• [Given exercise] Search the material below for the word "Advanced". Copy every line that has it.

• [Records shown]
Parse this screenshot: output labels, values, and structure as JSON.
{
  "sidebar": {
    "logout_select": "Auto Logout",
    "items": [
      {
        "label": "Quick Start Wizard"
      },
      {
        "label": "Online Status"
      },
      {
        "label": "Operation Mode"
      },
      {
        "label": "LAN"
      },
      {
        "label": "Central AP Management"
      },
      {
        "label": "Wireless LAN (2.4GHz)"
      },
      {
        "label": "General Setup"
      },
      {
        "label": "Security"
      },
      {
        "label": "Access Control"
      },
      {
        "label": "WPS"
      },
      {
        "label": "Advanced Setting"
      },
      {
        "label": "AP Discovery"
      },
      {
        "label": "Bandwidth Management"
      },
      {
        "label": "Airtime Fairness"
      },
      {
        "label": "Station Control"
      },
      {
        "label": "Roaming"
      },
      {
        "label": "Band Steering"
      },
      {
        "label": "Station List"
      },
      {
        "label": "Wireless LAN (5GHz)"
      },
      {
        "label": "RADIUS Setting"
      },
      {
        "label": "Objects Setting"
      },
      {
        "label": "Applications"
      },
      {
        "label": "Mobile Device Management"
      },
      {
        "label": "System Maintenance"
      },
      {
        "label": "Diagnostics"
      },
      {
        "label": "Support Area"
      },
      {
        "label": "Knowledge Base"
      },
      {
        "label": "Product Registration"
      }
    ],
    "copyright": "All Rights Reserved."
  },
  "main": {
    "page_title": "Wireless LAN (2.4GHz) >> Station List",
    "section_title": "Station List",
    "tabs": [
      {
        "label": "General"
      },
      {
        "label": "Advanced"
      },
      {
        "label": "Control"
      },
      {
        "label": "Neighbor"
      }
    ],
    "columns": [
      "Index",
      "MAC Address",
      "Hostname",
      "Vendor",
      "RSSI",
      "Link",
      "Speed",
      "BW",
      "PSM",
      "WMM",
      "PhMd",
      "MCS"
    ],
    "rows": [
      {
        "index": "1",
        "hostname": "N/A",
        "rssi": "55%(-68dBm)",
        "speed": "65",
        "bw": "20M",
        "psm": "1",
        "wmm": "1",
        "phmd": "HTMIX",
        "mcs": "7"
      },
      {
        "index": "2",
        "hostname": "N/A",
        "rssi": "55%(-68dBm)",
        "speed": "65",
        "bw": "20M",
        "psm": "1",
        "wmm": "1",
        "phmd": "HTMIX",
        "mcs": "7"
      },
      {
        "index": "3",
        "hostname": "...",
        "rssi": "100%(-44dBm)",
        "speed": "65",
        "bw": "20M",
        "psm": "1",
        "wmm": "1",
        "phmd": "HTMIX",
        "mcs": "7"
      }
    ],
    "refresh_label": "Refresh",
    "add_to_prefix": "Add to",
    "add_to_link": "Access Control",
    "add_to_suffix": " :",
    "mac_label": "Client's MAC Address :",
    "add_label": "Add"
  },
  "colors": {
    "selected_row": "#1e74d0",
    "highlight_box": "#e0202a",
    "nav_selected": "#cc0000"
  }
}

• [Response to the task]
        "label": "Advanced Setting"
        "label": "Advanced"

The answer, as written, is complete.